- [REQUIRED WORK]
Repeat every entry word for word, but leave the images out of your copy.

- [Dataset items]
((

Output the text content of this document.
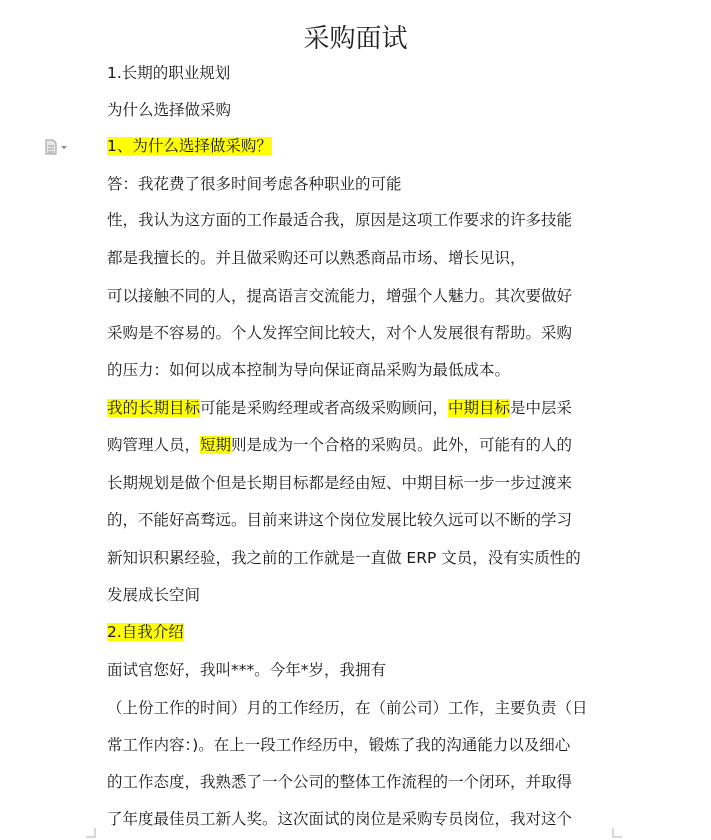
采购面试
1.长期的职业规划
为什么选择做采购
1、为什么选择做采购？
答：我花费了很多时间考虑各种职业的可能
性，我认为这方面的工作最适合我，原因是这项工作要求的许多技能
都是我擅长的。并且做采购还可以熟悉商品市场、增长见识，
可以接触不同的人，提高语言交流能力，增强个人魅力。其次要做好
采购是不容易的。个人发挥空间比较大，对个人发展很有帮助。采购
的压力：如何以成本控制为导向保证商品采购为最低成本。
我的长期目标可能是采购经理或者高级采购顾问，中期目标是中层采
购管理人员，短期则是成为一个合格的采购员。此外，可能有的人的
长期规划是做个但是长期目标都是经由短、中期目标一步一步过渡来
的，不能好高骛远。目前来讲这个岗位发展比较久远可以不断的学习
新知识积累经验，我之前的工作就是一直做 ERP 文员，没有实质性的
发展成长空间
2.自我介绍
面试官您好，我叫***。今年*岁，我拥有
（上份工作的时间）月的工作经历，在（前公司）工作，主要负责（日
常工作内容：)。在上一段工作经历中，锻炼了我的沟通能力以及细心
的工作态度，我熟悉了一个公司的整体工作流程的一个闭环，并取得
了年度最佳员工新人奖。这次面试的岗位是采购专员岗位，我对这个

))

- [WRITTEN SOLUTION]
Output the text content of this document.
采购面试
1.长期的职业规划
为什么选择做采购
1、为什么选择做采购？
答：我花费了很多时间考虑各种职业的可能
性，我认为这方面的工作最适合我，原因是这项工作要求的许多技能
都是我擅长的。并且做采购还可以熟悉商品市场、增长见识，
可以接触不同的人，提高语言交流能力，增强个人魅力。其次要做好
采购是不容易的。个人发挥空间比较大，对个人发展很有帮助。采购
的压力：如何以成本控制为导向保证商品采购为最低成本。
我的长期目标可能是采购经理或者高级采购顾问，中期目标是中层采
购管理人员，短期则是成为一个合格的采购员。此外，可能有的人的
长期规划是做个但是长期目标都是经由短、中期目标一步一步过渡来
的，不能好高骛远。目前来讲这个岗位发展比较久远可以不断的学习
新知识积累经验，我之前的工作就是一直做 ERP 文员，没有实质性的
发展成长空间
2.自我介绍
面试官您好，我叫***。今年*岁，我拥有
（上份工作的时间）月的工作经历，在（前公司）工作，主要负责（日
常工作内容：)。在上一段工作经历中，锻炼了我的沟通能力以及细心
的工作态度，我熟悉了一个公司的整体工作流程的一个闭环，并取得
了年度最佳员工新人奖。这次面试的岗位是采购专员岗位，我对这个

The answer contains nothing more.